- **What you will do**
Only the lines from the line containing "What does this" through the final line of the entries should be printed, exactly as given, with the pictures left out.
+++ Material to process +++
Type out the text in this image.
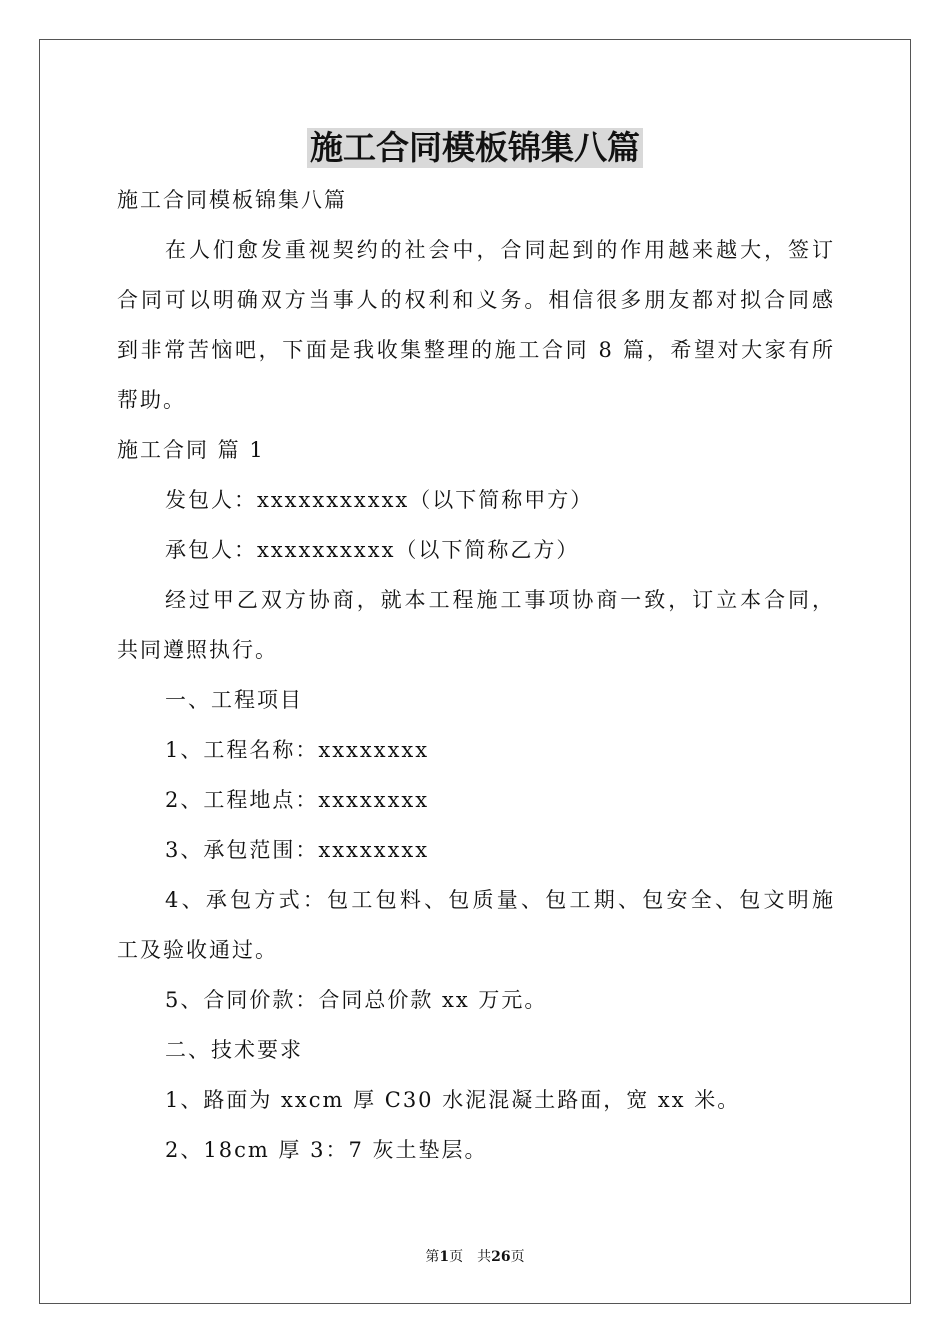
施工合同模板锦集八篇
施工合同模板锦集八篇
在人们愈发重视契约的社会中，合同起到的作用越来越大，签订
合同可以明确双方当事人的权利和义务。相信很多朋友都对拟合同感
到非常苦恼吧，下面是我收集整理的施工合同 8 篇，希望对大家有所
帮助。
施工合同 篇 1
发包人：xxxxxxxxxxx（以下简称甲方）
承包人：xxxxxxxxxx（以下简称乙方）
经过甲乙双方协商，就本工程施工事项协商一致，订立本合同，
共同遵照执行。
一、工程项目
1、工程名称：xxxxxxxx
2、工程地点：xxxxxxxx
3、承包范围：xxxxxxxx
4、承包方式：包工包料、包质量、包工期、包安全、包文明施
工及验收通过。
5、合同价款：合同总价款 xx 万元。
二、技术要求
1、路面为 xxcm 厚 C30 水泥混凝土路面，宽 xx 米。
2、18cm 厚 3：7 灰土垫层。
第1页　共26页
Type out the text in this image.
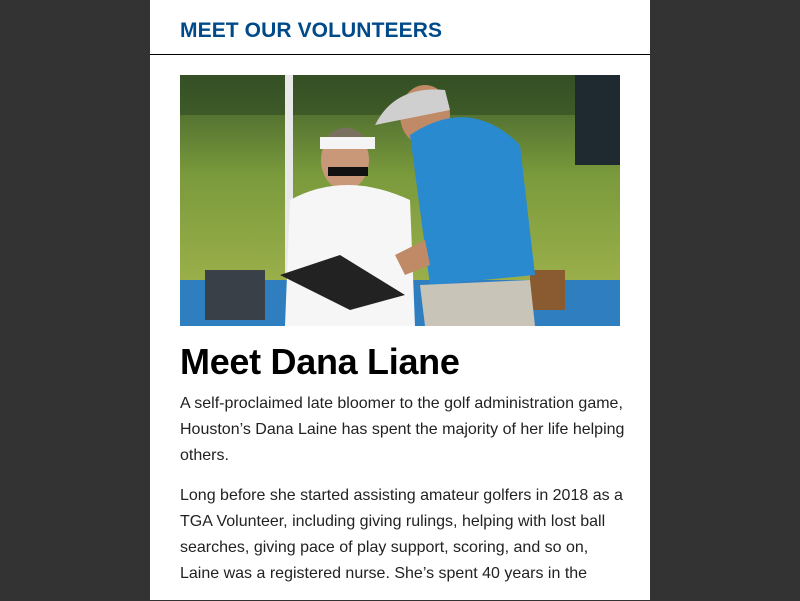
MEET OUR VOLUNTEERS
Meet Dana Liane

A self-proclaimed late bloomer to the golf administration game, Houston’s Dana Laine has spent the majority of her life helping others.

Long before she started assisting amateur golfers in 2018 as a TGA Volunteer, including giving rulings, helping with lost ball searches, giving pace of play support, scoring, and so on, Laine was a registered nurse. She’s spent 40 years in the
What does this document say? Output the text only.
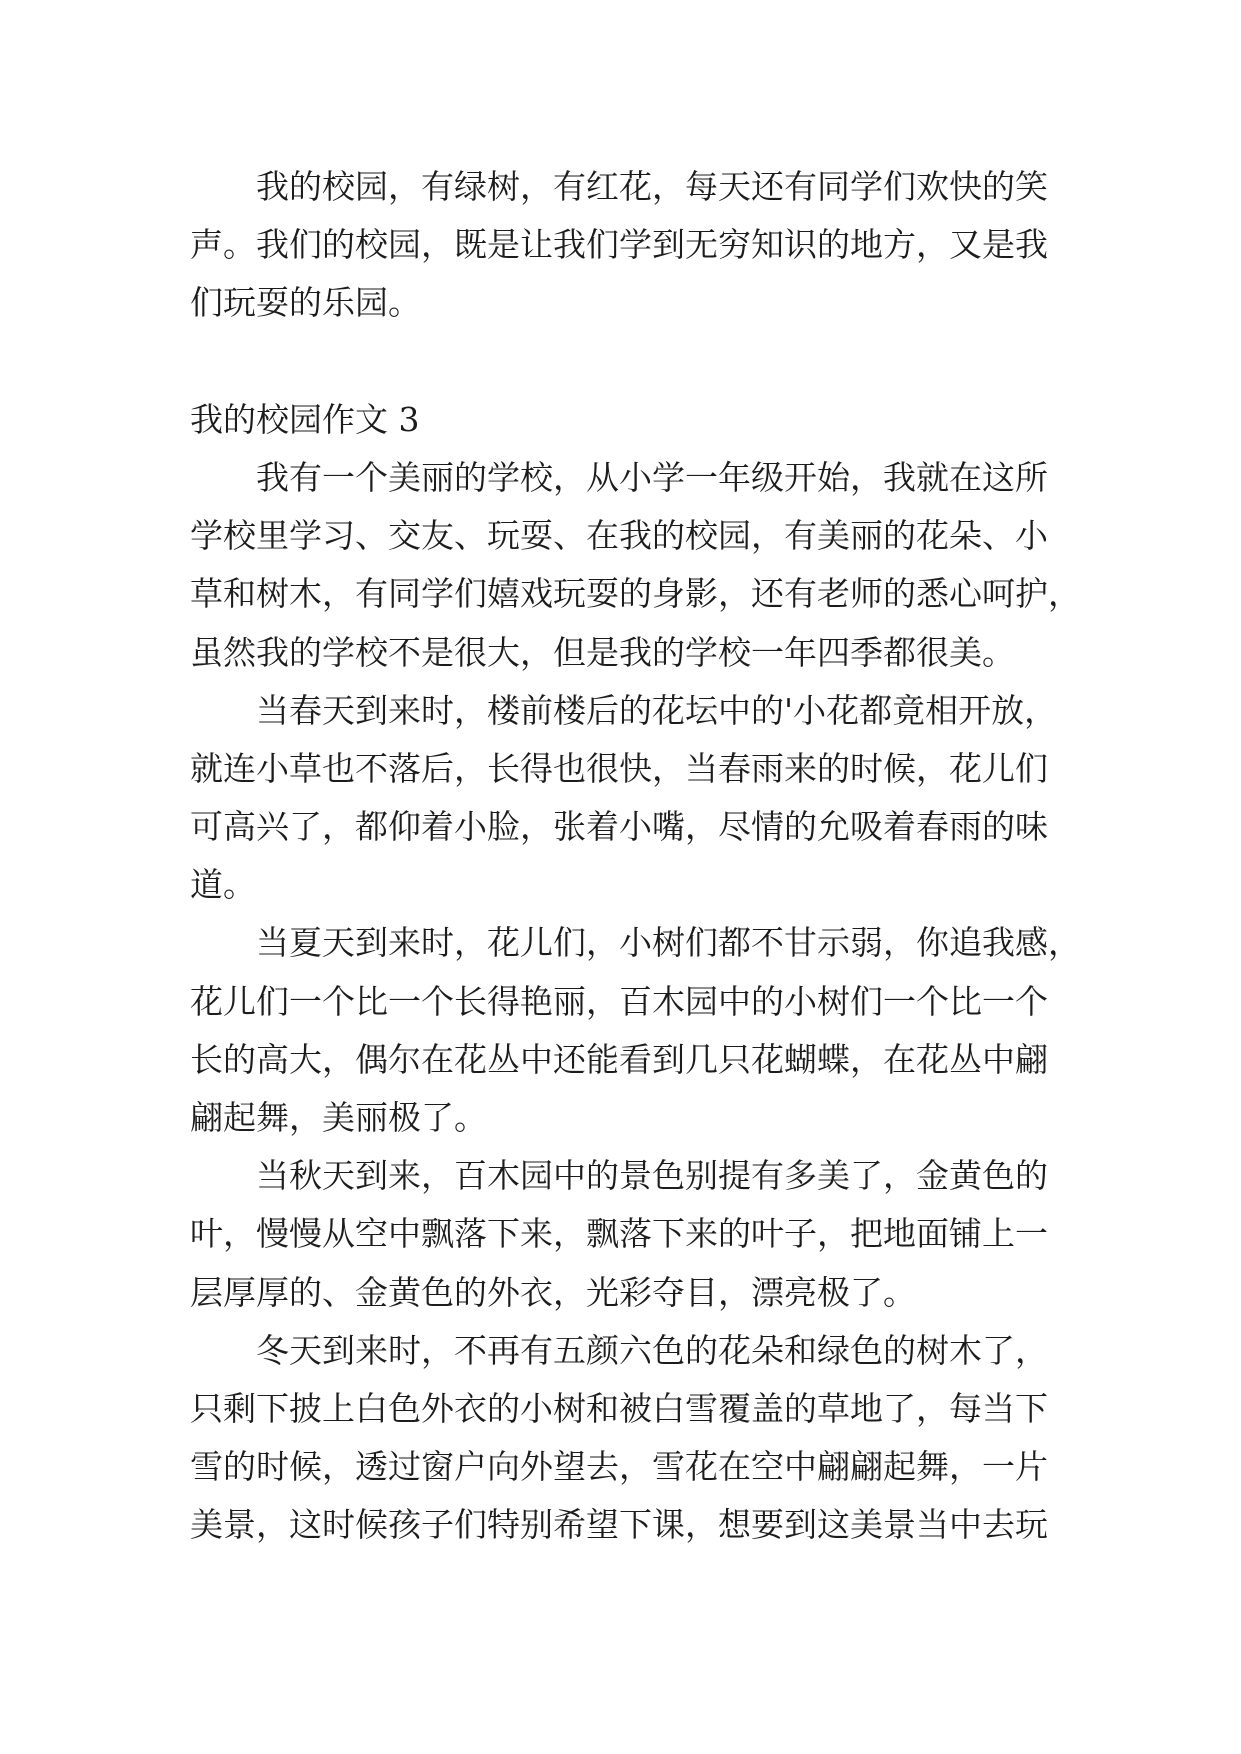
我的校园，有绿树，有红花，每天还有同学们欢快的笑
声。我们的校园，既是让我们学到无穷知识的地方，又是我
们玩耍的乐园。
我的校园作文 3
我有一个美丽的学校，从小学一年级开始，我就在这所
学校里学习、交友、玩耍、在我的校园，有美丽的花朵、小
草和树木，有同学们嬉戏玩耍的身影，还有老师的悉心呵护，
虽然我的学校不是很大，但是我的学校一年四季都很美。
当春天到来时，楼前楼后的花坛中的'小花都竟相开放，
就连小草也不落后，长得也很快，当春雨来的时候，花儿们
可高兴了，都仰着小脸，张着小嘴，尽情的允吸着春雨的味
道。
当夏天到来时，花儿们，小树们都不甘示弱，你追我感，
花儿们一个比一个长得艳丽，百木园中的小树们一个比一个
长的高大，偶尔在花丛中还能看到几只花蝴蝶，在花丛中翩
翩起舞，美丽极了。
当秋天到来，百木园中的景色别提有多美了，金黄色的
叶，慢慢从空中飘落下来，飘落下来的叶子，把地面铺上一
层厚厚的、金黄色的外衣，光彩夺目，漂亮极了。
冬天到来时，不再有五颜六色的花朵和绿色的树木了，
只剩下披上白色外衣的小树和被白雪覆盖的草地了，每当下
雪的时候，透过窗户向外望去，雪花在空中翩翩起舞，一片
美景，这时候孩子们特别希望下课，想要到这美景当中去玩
+++
- **The response**
What does this document say? Output the text only.
我的校园，有绿树，有红花，每天还有同学们欢快的笑
声。我们的校园，既是让我们学到无穷知识的地方，又是我
们玩耍的乐园。
我的校园作文 3
我有一个美丽的学校，从小学一年级开始，我就在这所
学校里学习、交友、玩耍、在我的校园，有美丽的花朵、小
草和树木，有同学们嬉戏玩耍的身影，还有老师的悉心呵护，
虽然我的学校不是很大，但是我的学校一年四季都很美。
当春天到来时，楼前楼后的花坛中的'小花都竟相开放，
就连小草也不落后，长得也很快，当春雨来的时候，花儿们
可高兴了，都仰着小脸，张着小嘴，尽情的允吸着春雨的味
道。
当夏天到来时，花儿们，小树们都不甘示弱，你追我感，
花儿们一个比一个长得艳丽，百木园中的小树们一个比一个
长的高大，偶尔在花丛中还能看到几只花蝴蝶，在花丛中翩
翩起舞，美丽极了。
当秋天到来，百木园中的景色别提有多美了，金黄色的
叶，慢慢从空中飘落下来，飘落下来的叶子，把地面铺上一
层厚厚的、金黄色的外衣，光彩夺目，漂亮极了。
冬天到来时，不再有五颜六色的花朵和绿色的树木了，
只剩下披上白色外衣的小树和被白雪覆盖的草地了，每当下
雪的时候，透过窗户向外望去，雪花在空中翩翩起舞，一片
美景，这时候孩子们特别希望下课，想要到这美景当中去玩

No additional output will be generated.